--- start ---

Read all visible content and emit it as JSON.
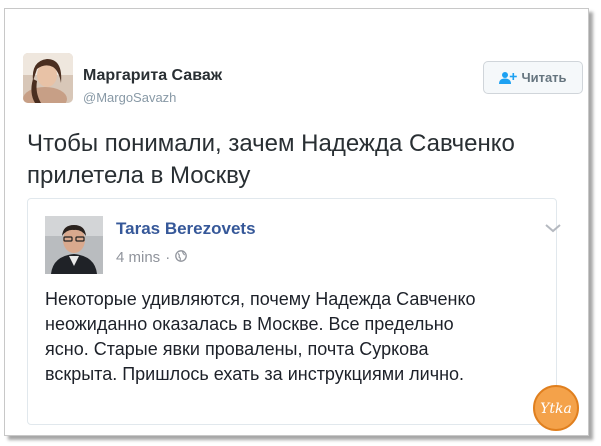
{
  "tweet": {
    "author_name": "Маргарита Саваж",
    "author_handle": "@MargoSavazh",
    "follow_label": "Читать",
    "text": "Чтобы понимали, зачем Надежда Савченко\nприлетела в Москву"
  },
  "quoted_post": {
    "author_name": "Taras Berezovets",
    "time": "4 mins",
    "separator": "·",
    "text": "Некоторые удивляются, почему Надежда Савченко\nнеожиданно оказалась в Москве. Все предельно\nясно. Старые явки провалены, почта Суркова\nвскрыта. Пришлось ехать за инструкциями лично."
  },
  "watermark": {
    "text": "Ytka"
  },
  "colors": {
    "name": "#292f33",
    "handle": "#8899a6",
    "fb_link": "#365899",
    "fb_meta": "#90949c",
    "follow_icon": "#1da1f2"
  },
  "icons": {
    "follow": "add-user-icon",
    "privacy": "globe-icon",
    "menu": "chevron-down-icon"
  }
}
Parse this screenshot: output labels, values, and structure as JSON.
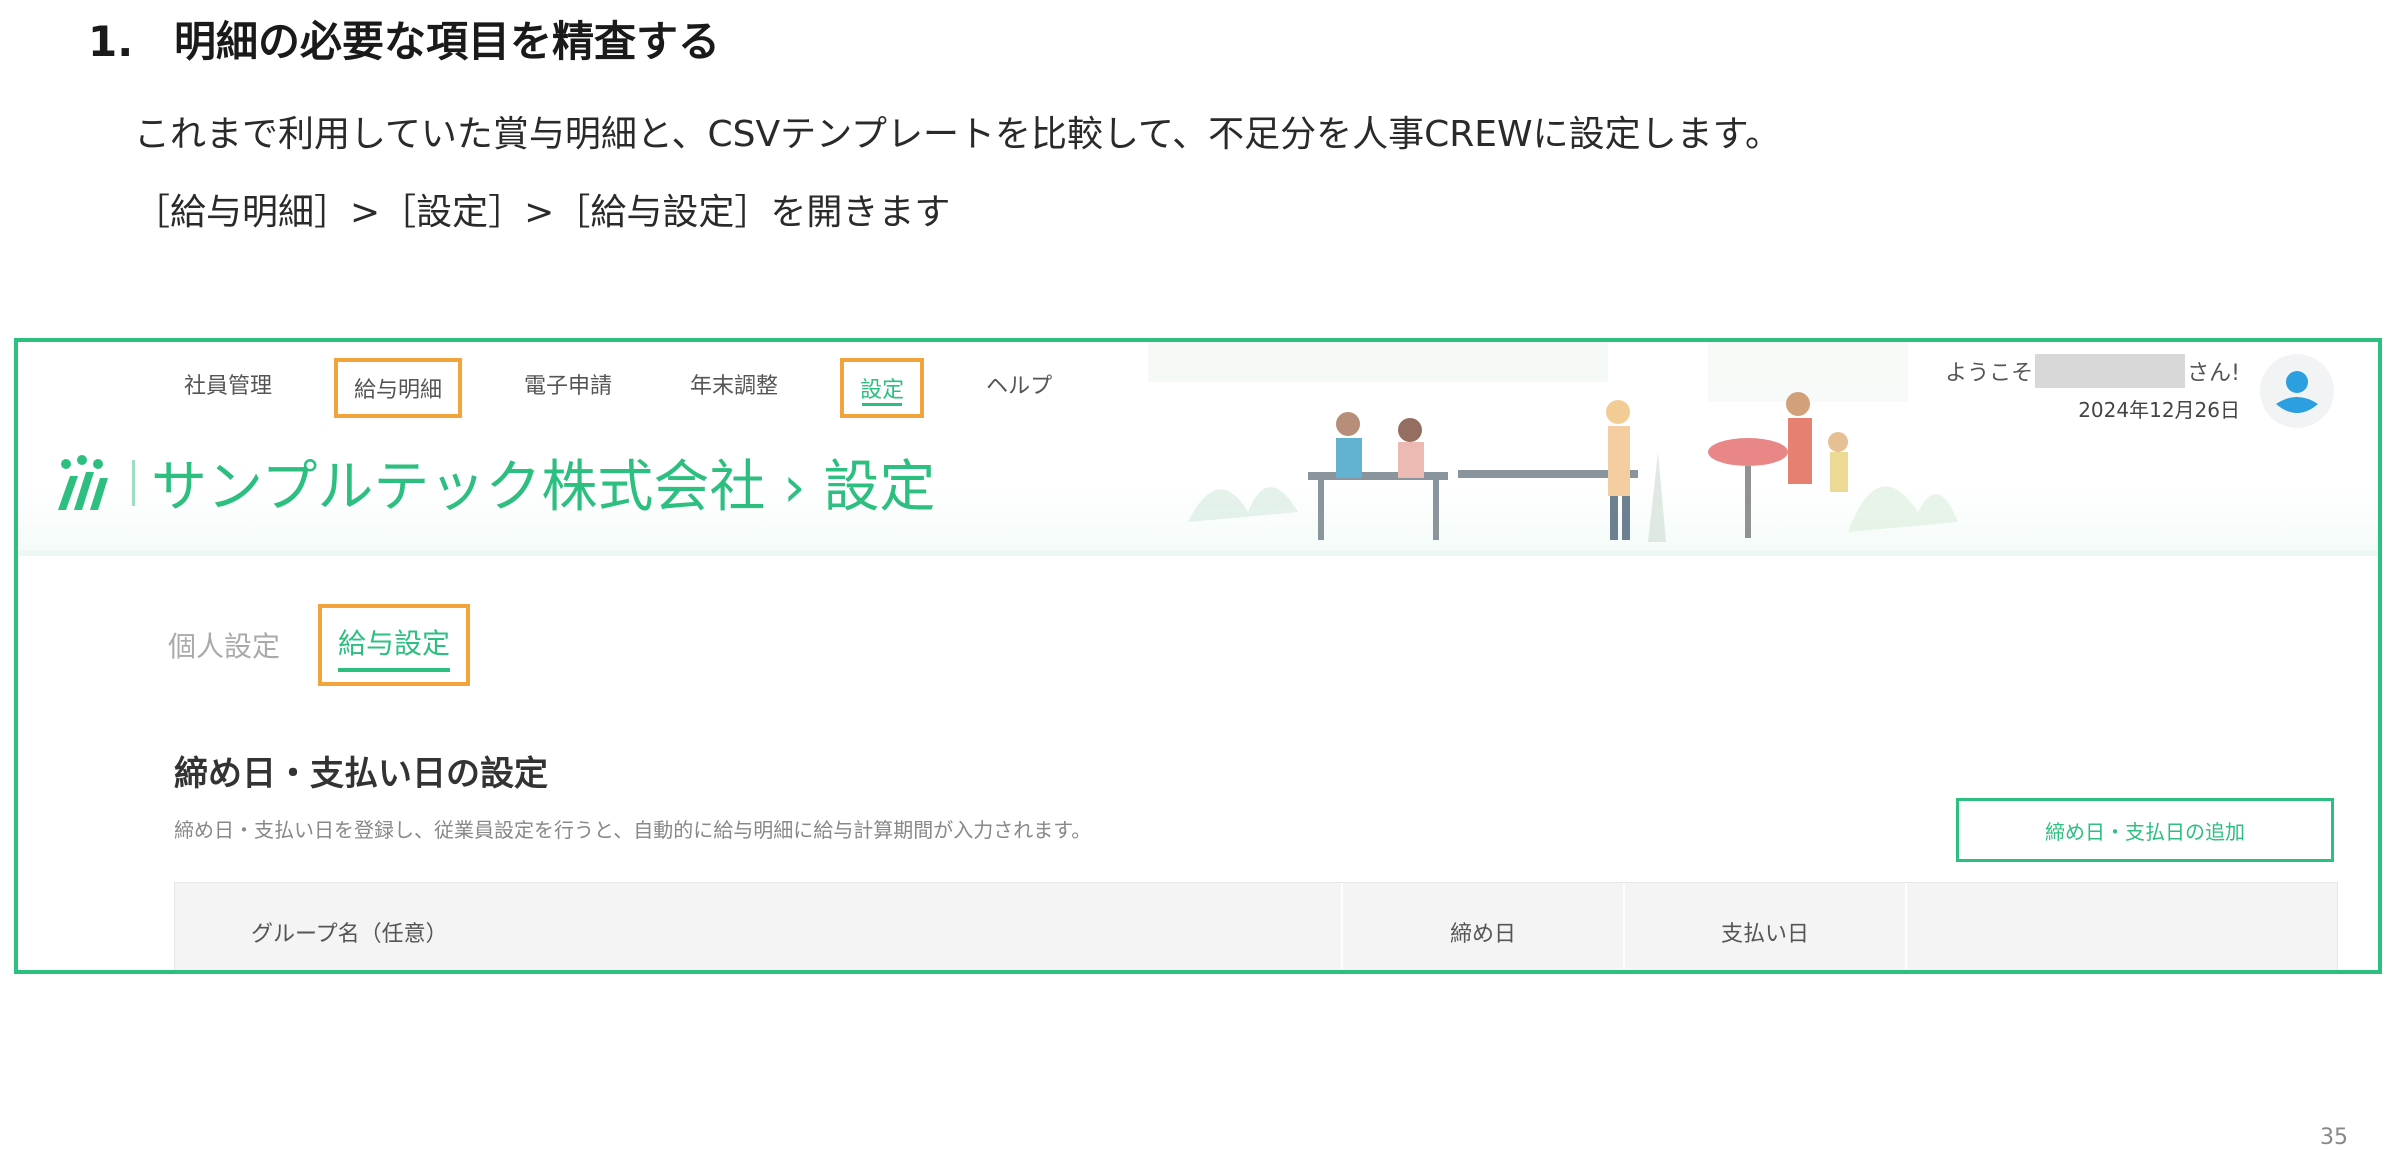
{
  "document": {
    "heading_number": "1.",
    "heading_text": "明細の必要な項目を精査する",
    "line1": "これまで利用していた賞与明細と、CSVテンプレートを比較して、不足分を人事CREWに設定します。",
    "line2": "［給与明細］>［設定］>［給与設定］を開きます",
    "page_number": "35"
  },
  "app": {
    "nav": [
      {
        "label": "社員管理"
      },
      {
        "label": "給与明細",
        "highlighted": true
      },
      {
        "label": "電子申請"
      },
      {
        "label": "年末調整"
      },
      {
        "label": "設定",
        "highlighted": true,
        "active": true
      },
      {
        "label": "ヘルプ"
      }
    ],
    "brand_title": "サンプルテック株式会社 › 設定",
    "welcome_prefix": "ようこそ",
    "welcome_suffix": "さん!",
    "date": "2024年12月26日",
    "tabs": [
      {
        "label": "個人設定"
      },
      {
        "label": "給与設定",
        "highlighted": true,
        "active": true
      }
    ],
    "section_title": "締め日・支払い日の設定",
    "section_desc": "締め日・支払い日を登録し、従業員設定を行うと、自動的に給与明細に給与計算期間が入力されます。",
    "add_button": "締め日・支払日の追加",
    "table_headers": [
      "グループ名（任意）",
      "締め日",
      "支払い日",
      ""
    ]
  },
  "colors": {
    "accent": "#2cbf7f",
    "highlight_box": "#f2a33a"
  }
}
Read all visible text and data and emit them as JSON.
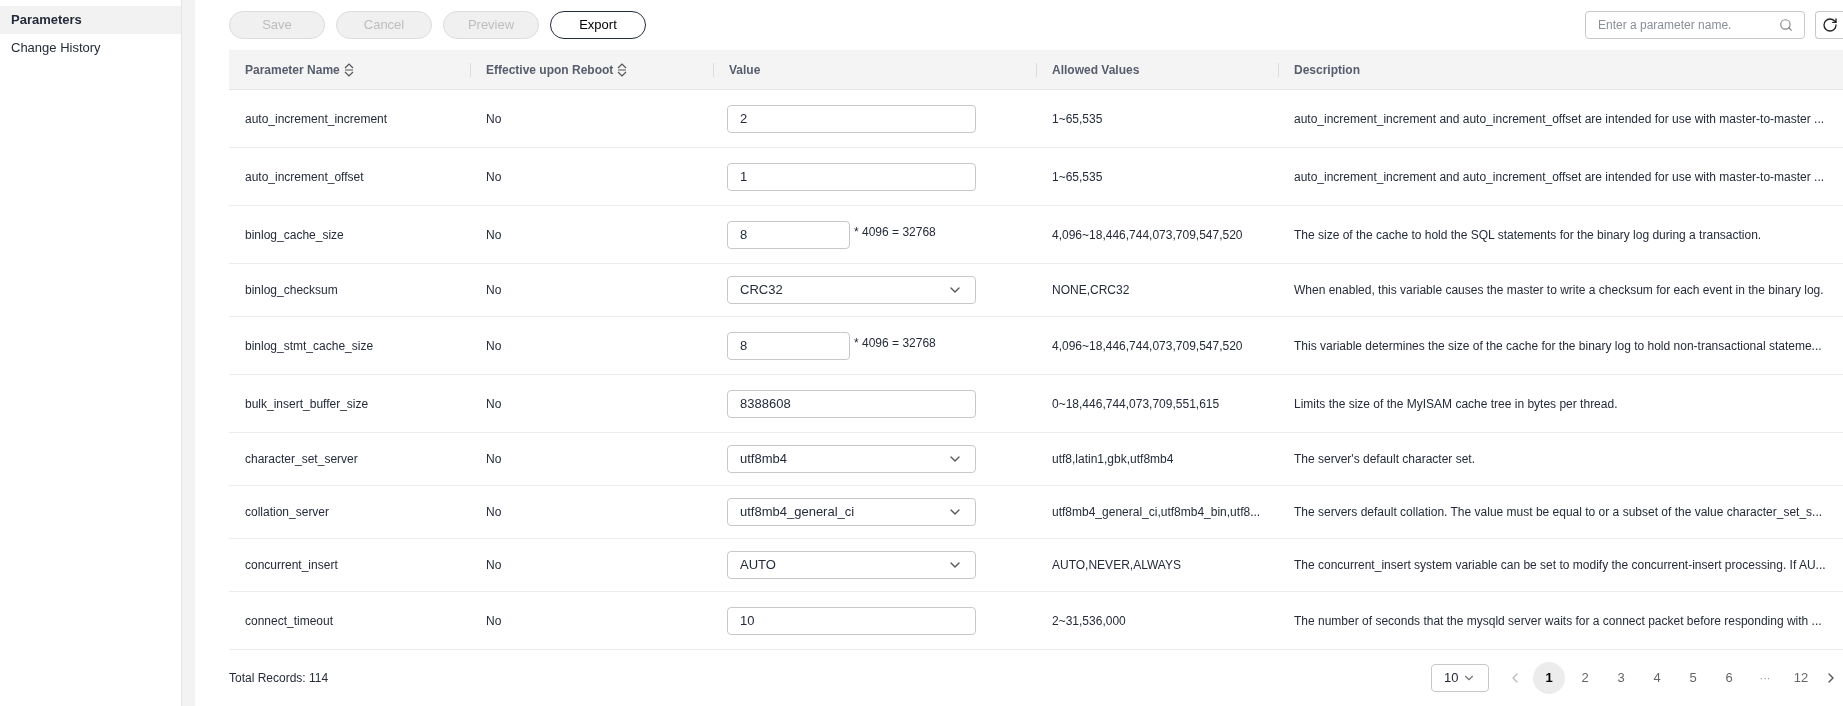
{
  "sidebar": {
    "items": [
      {
        "label": "Parameters",
        "selected": true
      },
      {
        "label": "Change History",
        "selected": false
      }
    ]
  },
  "toolbar": {
    "buttons": [
      {
        "label": "Save",
        "disabled": true
      },
      {
        "label": "Cancel",
        "disabled": true
      },
      {
        "label": "Preview",
        "disabled": true
      },
      {
        "label": "Export",
        "disabled": false
      }
    ],
    "search": {
      "placeholder": "Enter a parameter name."
    }
  },
  "table": {
    "columns": [
      {
        "label": "Parameter Name",
        "sortable": true
      },
      {
        "label": "Effective upon Reboot",
        "sortable": true
      },
      {
        "label": "Value",
        "sortable": false
      },
      {
        "label": "Allowed Values",
        "sortable": false
      },
      {
        "label": "Description",
        "sortable": false
      }
    ],
    "rows": [
      {
        "name": "auto_increment_increment",
        "reboot": "No",
        "value": {
          "kind": "input",
          "text": "2"
        },
        "allowed": "1~65,535",
        "description": "auto_increment_increment and auto_increment_offset are intended for use with master-to-master ..."
      },
      {
        "name": "auto_increment_offset",
        "reboot": "No",
        "value": {
          "kind": "input",
          "text": "1"
        },
        "allowed": "1~65,535",
        "description": "auto_increment_increment and auto_increment_offset are intended for use with master-to-master ..."
      },
      {
        "name": "binlog_cache_size",
        "reboot": "No",
        "value": {
          "kind": "multiplier",
          "text": "8",
          "suffix": "* 4096 = 32768"
        },
        "allowed": "4,096~18,446,744,073,709,547,520",
        "description": "The size of the cache to hold the SQL statements for the binary log during a transaction."
      },
      {
        "name": "binlog_checksum",
        "reboot": "No",
        "value": {
          "kind": "select",
          "text": "CRC32"
        },
        "allowed": "NONE,CRC32",
        "description": "When enabled, this variable causes the master to write a checksum for each event in the binary log."
      },
      {
        "name": "binlog_stmt_cache_size",
        "reboot": "No",
        "value": {
          "kind": "multiplier",
          "text": "8",
          "suffix": "* 4096 = 32768"
        },
        "allowed": "4,096~18,446,744,073,709,547,520",
        "description": "This variable determines the size of the cache for the binary log to hold non-transactional stateme..."
      },
      {
        "name": "bulk_insert_buffer_size",
        "reboot": "No",
        "value": {
          "kind": "input",
          "text": "8388608"
        },
        "allowed": "0~18,446,744,073,709,551,615",
        "description": "Limits the size of the MyISAM cache tree in bytes per thread."
      },
      {
        "name": "character_set_server",
        "reboot": "No",
        "value": {
          "kind": "select",
          "text": "utf8mb4"
        },
        "allowed": "utf8,latin1,gbk,utf8mb4",
        "description": "The server's default character set."
      },
      {
        "name": "collation_server",
        "reboot": "No",
        "value": {
          "kind": "select",
          "text": "utf8mb4_general_ci"
        },
        "allowed": "utf8mb4_general_ci,utf8mb4_bin,utf8...",
        "description": "The servers default collation. The value must be equal to or a subset of the value character_set_s..."
      },
      {
        "name": "concurrent_insert",
        "reboot": "No",
        "value": {
          "kind": "select",
          "text": "AUTO"
        },
        "allowed": "AUTO,NEVER,ALWAYS",
        "description": "The concurrent_insert system variable can be set to modify the concurrent-insert processing. If AU..."
      },
      {
        "name": "connect_timeout",
        "reboot": "No",
        "value": {
          "kind": "input",
          "text": "10"
        },
        "allowed": "2~31,536,000",
        "description": "The number of seconds that the mysqld server waits for a connect packet before responding with ..."
      }
    ]
  },
  "footer": {
    "total": "Total Records: 114",
    "page_size": "10",
    "pages": [
      {
        "label": "1",
        "kind": "page",
        "selected": true
      },
      {
        "label": "2",
        "kind": "page",
        "selected": false
      },
      {
        "label": "3",
        "kind": "page",
        "selected": false
      },
      {
        "label": "4",
        "kind": "page",
        "selected": false
      },
      {
        "label": "5",
        "kind": "page",
        "selected": false
      },
      {
        "label": "6",
        "kind": "page",
        "selected": false
      },
      {
        "label": "···",
        "kind": "ellipsis"
      },
      {
        "label": "12",
        "kind": "page",
        "selected": false
      }
    ]
  }
}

--- end ---

• **WRITTEN REQUEST**
Pull out all lines containing the word "Надежда" from the entries above.

• **THE SOLUTION**
    "text": "Чтобы понимали, зачем Надежда Савченко\nприлетела в Москву"
    "text": "Некоторые удивляются, почему Надежда Савченко\nнеожиданно оказалась в Москве. Все предельно\nясно. Старые явки провалены, почта Суркова\nвскрыта. Пришлось ехать за инструкциями лично."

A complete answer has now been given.